**PROBLEM TO SOLVE:**
Count how many lines of the data below contain the string "Acoustic"; the reply should be that number alone.

· · · ·

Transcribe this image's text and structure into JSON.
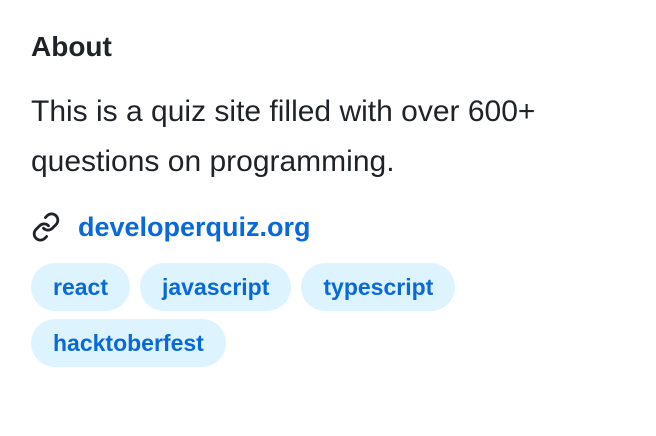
{
  "about": {
    "heading": "About",
    "description": "This is a quiz site filled with over 600+ questions on programming.",
    "website": {
      "icon": "link-icon",
      "label": "developerquiz.org"
    },
    "topics": [
      "react",
      "javascript",
      "typescript",
      "hacktoberfest"
    ]
  },
  "colors": {
    "text": "#1f2328",
    "link": "#0969da",
    "topic_background": "#ddf4ff"
  }
}
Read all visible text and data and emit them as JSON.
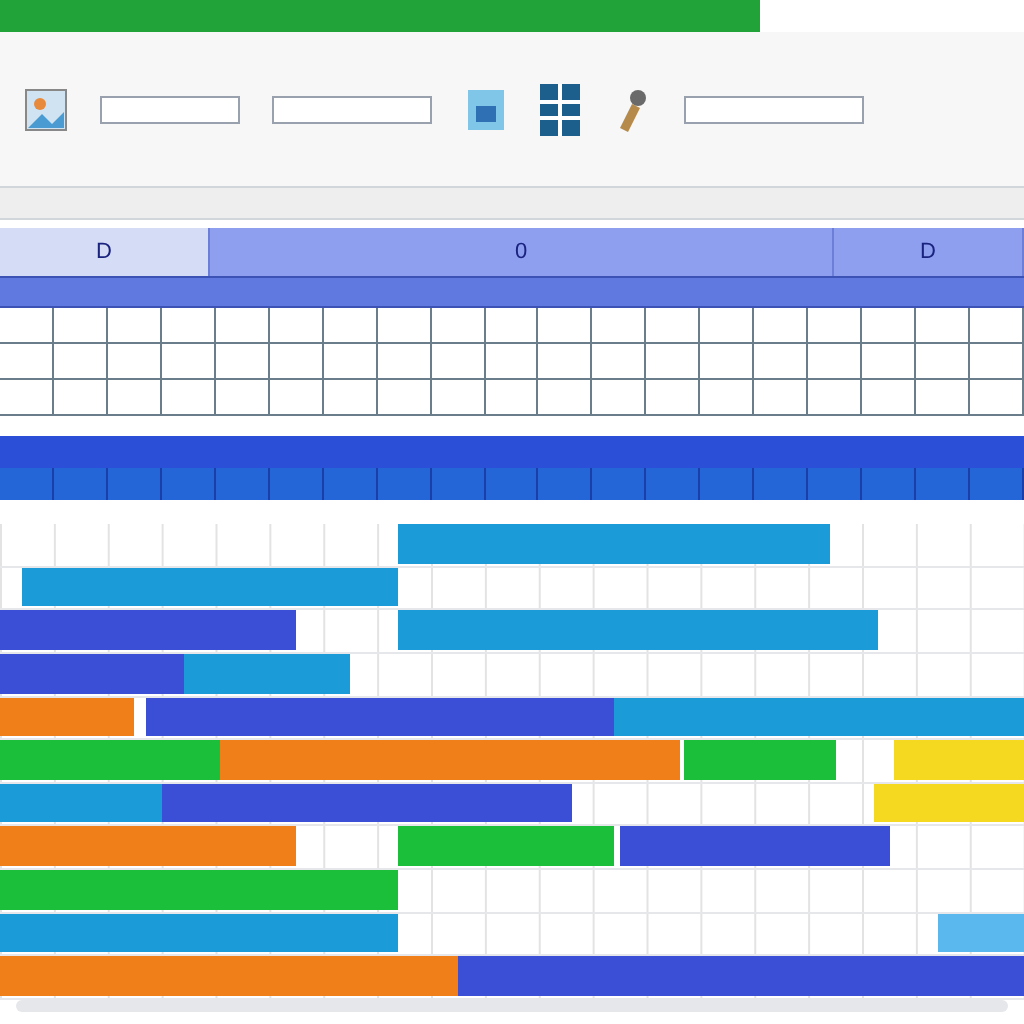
{
  "header": {
    "labels": [
      "D",
      "0",
      "D"
    ]
  },
  "gantt": {
    "rows": [
      {
        "bars": [
          {
            "color": "#1b9bd7"
          }
        ]
      },
      {
        "bars": [
          {
            "color": "#1b9bd7"
          }
        ]
      },
      {
        "bars": [
          {
            "color": "#3b4fd6"
          },
          {
            "color": "#1b9bd7"
          }
        ]
      },
      {
        "bars": [
          {
            "color": "#3b4fd6"
          },
          {
            "color": "#1b9bd7"
          }
        ]
      },
      {
        "bars": [
          {
            "color": "#f07f1a"
          },
          {
            "color": "#3b4fd6"
          },
          {
            "color": "#1b9bd7"
          }
        ]
      },
      {
        "bars": [
          {
            "color": "#1bbf3a"
          },
          {
            "color": "#f07f1a"
          },
          {
            "color": "#1bbf3a"
          },
          {
            "color": "#f5d820"
          }
        ]
      },
      {
        "bars": [
          {
            "color": "#1b9bd7"
          },
          {
            "color": "#3b4fd6"
          },
          {
            "color": "#f5d820"
          }
        ]
      },
      {
        "bars": [
          {
            "color": "#f07f1a"
          },
          {
            "color": "#1bbf3a"
          },
          {
            "color": "#3b4fd6"
          }
        ]
      },
      {
        "bars": [
          {
            "color": "#1bbf3a"
          }
        ]
      },
      {
        "bars": [
          {
            "color": "#1b9bd7"
          },
          {
            "color": "#5ab8ee"
          }
        ]
      },
      {
        "bars": [
          {
            "color": "#f07f1a"
          },
          {
            "color": "#3b4fd6"
          }
        ]
      }
    ]
  }
}
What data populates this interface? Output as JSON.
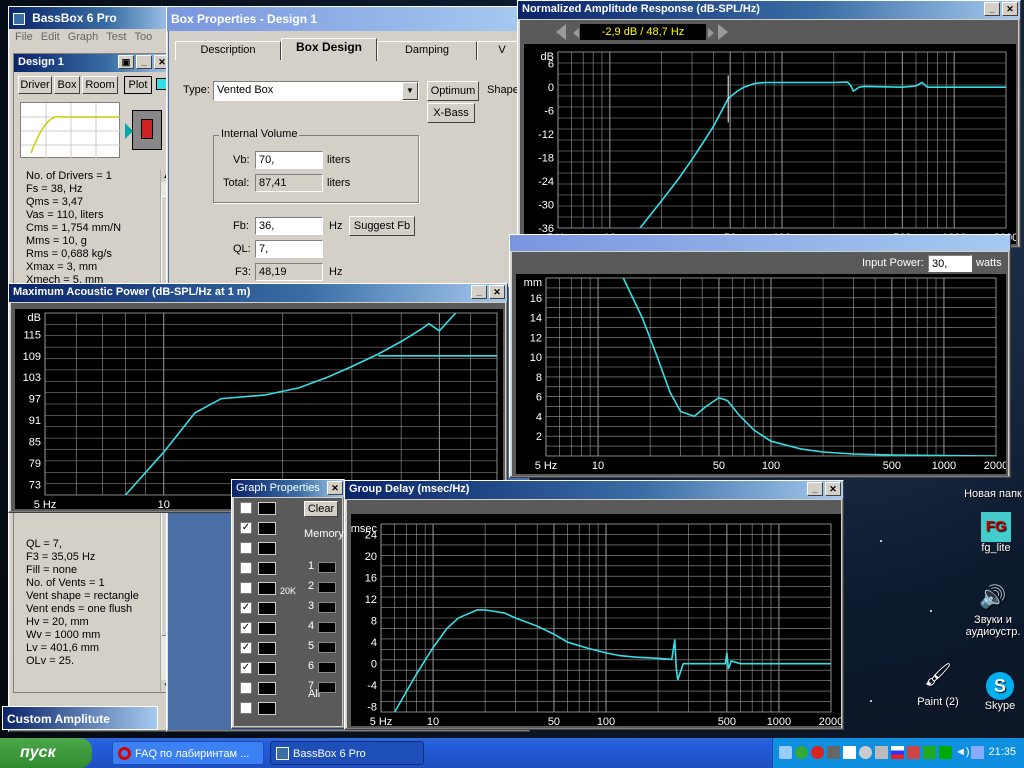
{
  "bassbox": {
    "title": "BassBox 6 Pro",
    "menu": [
      "File",
      "Edit",
      "Graph",
      "Test",
      "Too"
    ],
    "design_panel_title": "Design 1",
    "tabs": [
      "Driver",
      "Box",
      "Room",
      "Plot"
    ],
    "driver_params": [
      "No. of Drivers = 1",
      "Fs = 38, Hz",
      "Qms = 3,47",
      "Vas = 110, liters",
      "Cms = 1,754 mm/N",
      "Mms = 10, g",
      "Rms = 0,688 kg/s",
      "Xmax = 3, mm",
      "Xmech = 5, mm"
    ],
    "box_params": [
      "QL = 7,",
      "F3 = 35,05 Hz",
      "Fill = none",
      "No. of Vents = 1",
      "Vent shape = rectangle",
      "Vent ends = one flush",
      "Hv = 20, mm",
      "Wv = 1000 mm",
      "Lv = 401,6 mm",
      "QLv = 25,"
    ]
  },
  "box_properties": {
    "title": "Box Properties - Design 1",
    "tabs": [
      "Description",
      "Box Design",
      "Damping",
      "V"
    ],
    "type_label": "Type:",
    "type_value": "Vented Box",
    "optimum_button": "Optimum",
    "xbass_button": "X-Bass",
    "shape_label": "Shape",
    "internal_volume_label": "Internal Volume",
    "vb_label": "Vb:",
    "vb_value": "70,",
    "vb_unit": "liters",
    "total_label": "Total:",
    "total_value": "87,41",
    "total_unit": "liters",
    "fb_label": "Fb:",
    "fb_value": "36,",
    "fb_unit": "Hz",
    "suggest_fb_button": "Suggest Fb",
    "ql_label": "QL:",
    "ql_value": "7,",
    "f3_label": "F3:",
    "f3_value": "48,19",
    "f3_unit": "Hz"
  },
  "nar": {
    "title": "Normalized Amplitude Response (dB-SPL/Hz)",
    "readout": "-2,9 dB / 48,7 Hz",
    "y_unit": "dB",
    "y_ticks": [
      "6",
      "0",
      "-6",
      "-12",
      "-18",
      "-24",
      "-30",
      "-36"
    ],
    "y_tick_values": [
      6,
      0,
      -6,
      -12,
      -18,
      -24,
      -30,
      -36
    ],
    "x_ticks": [
      "5 Hz",
      "10",
      "50",
      "100",
      "500",
      "1000",
      "2000"
    ]
  },
  "excursion": {
    "input_power_label": "Input Power:",
    "input_power_value": "30,",
    "input_power_unit": "watts",
    "y_unit": "mm",
    "y_ticks": [
      "16",
      "14",
      "12",
      "10",
      "8",
      "6",
      "4",
      "2"
    ],
    "y_tick_values": [
      16,
      14,
      12,
      10,
      8,
      6,
      4,
      2
    ],
    "x_ticks": [
      "5 Hz",
      "10",
      "50",
      "100",
      "500",
      "1000",
      "2000"
    ]
  },
  "map": {
    "title": "Maximum Acoustic Power (dB-SPL/Hz at 1 m)",
    "y_unit": "dB",
    "y_ticks": [
      "115",
      "109",
      "103",
      "97",
      "91",
      "85",
      "79",
      "73"
    ],
    "y_tick_values": [
      115,
      109,
      103,
      97,
      91,
      85,
      79,
      73
    ],
    "x_ticks": [
      "5 Hz",
      "10",
      "50"
    ]
  },
  "graph_props": {
    "title": "Graph Properties",
    "clear_button": "Clear",
    "memory_label": "Memory",
    "memory_slots": [
      "1",
      "2",
      "3",
      "4",
      "5",
      "6",
      "7"
    ],
    "all_label": "All",
    "range_label": "20K"
  },
  "group_delay": {
    "title": "Group Delay (msec/Hz)",
    "y_unit": "msec",
    "y_ticks": [
      "24",
      "20",
      "16",
      "12",
      "8",
      "4",
      "0",
      "-4",
      "-8"
    ],
    "y_tick_values": [
      24,
      20,
      16,
      12,
      8,
      4,
      0,
      -4,
      -8
    ],
    "x_ticks": [
      "5 Hz",
      "10",
      "50",
      "100",
      "500",
      "1000",
      "2000"
    ]
  },
  "custom_amp": {
    "title": "Custom Amplitute"
  },
  "desktop_icons": {
    "new_folder": "Новая папк",
    "fg_lite": "fg_lite",
    "fg_badge": "FG",
    "sounds": "Звуки и аудиоустр.",
    "paint": "Paint (2)",
    "skype": "Skype"
  },
  "taskbar": {
    "start": "пуск",
    "tasks": [
      "FAQ по лабиринтам ...",
      "BassBox 6 Pro"
    ],
    "clock": "21:35"
  },
  "colors": {
    "curve": "#33e0e6",
    "grid": "#8a8a8a",
    "plot_bg": "#000000",
    "titlebar": "#0a246a"
  },
  "chart_data": [
    {
      "type": "line",
      "title": "Normalized Amplitude Response (dB-SPL/Hz)",
      "xlabel": "Hz",
      "ylabel": "dB",
      "x_scale": "log",
      "xlim": [
        5,
        2000
      ],
      "ylim": [
        -36,
        9
      ],
      "series": [
        {
          "x": [
            15,
            20,
            25,
            30,
            35,
            40,
            48.7,
            55,
            60,
            70,
            80,
            100,
            150,
            200,
            240,
            250,
            260,
            280,
            300,
            500,
            600,
            650,
            700,
            1000,
            2000
          ],
          "values": [
            -36,
            -29,
            -23.5,
            -18.5,
            -14,
            -10,
            -2.9,
            -1,
            0,
            1,
            1.2,
            1.2,
            1.2,
            1.2,
            1.3,
            0.5,
            -1,
            0,
            0.2,
            0,
            0.3,
            1.2,
            0,
            0,
            0
          ]
        }
      ]
    },
    {
      "type": "line",
      "title": "",
      "xlabel": "Hz",
      "ylabel": "mm",
      "x_scale": "log",
      "xlim": [
        5,
        2000
      ],
      "ylim": [
        0,
        18
      ],
      "series": [
        {
          "x": [
            14,
            18,
            22,
            26,
            30,
            36,
            42,
            50,
            56,
            65,
            80,
            100,
            150,
            200,
            300,
            500,
            1000,
            2000
          ],
          "values": [
            18,
            14,
            10,
            6.5,
            4.5,
            4,
            5,
            5.9,
            5.6,
            4.2,
            2.6,
            1.5,
            0.7,
            0.4,
            0.2,
            0.1,
            0.05,
            0
          ]
        }
      ]
    },
    {
      "type": "line",
      "title": "Maximum Acoustic Power (dB-SPL/Hz at 1 m)",
      "xlabel": "Hz",
      "ylabel": "dB",
      "x_scale": "log",
      "xlim": [
        5,
        70
      ],
      "ylim": [
        70,
        121
      ],
      "series": [
        {
          "name": "",
          "x": [
            8,
            10,
            12,
            14,
            18,
            22,
            26,
            30,
            35,
            40,
            45,
            47,
            50,
            55
          ],
          "values": [
            70,
            82,
            93,
            97,
            98,
            100,
            103,
            106,
            109.5,
            113,
            116.5,
            118,
            116,
            121
          ]
        },
        {
          "name": "",
          "x": [
            35,
            40,
            50,
            70
          ],
          "values": [
            109,
            109,
            109,
            109
          ]
        }
      ]
    },
    {
      "type": "line",
      "title": "Group Delay (msec/Hz)",
      "xlabel": "Hz",
      "ylabel": "msec",
      "x_scale": "log",
      "xlim": [
        5,
        2000
      ],
      "ylim": [
        -9,
        26
      ],
      "series": [
        {
          "x": [
            6,
            8,
            10,
            12,
            14,
            18,
            20,
            22,
            26,
            30,
            40,
            50,
            60,
            80,
            100,
            120,
            150,
            200,
            240,
            250,
            255,
            260,
            280,
            400,
            490,
            500,
            510,
            530,
            600,
            700,
            800,
            1000,
            2000
          ],
          "values": [
            -9,
            -2,
            3,
            6.5,
            8.5,
            10,
            10,
            9.8,
            9.4,
            8.5,
            7,
            5.5,
            4,
            2.8,
            2,
            1.5,
            1.2,
            1,
            0.8,
            4.5,
            -1,
            -3,
            0,
            0,
            0,
            2,
            -1,
            0.5,
            0,
            0,
            0,
            0,
            0
          ]
        }
      ]
    }
  ]
}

· · · ·

**OUTPUT OF THE EXERCISE:**
2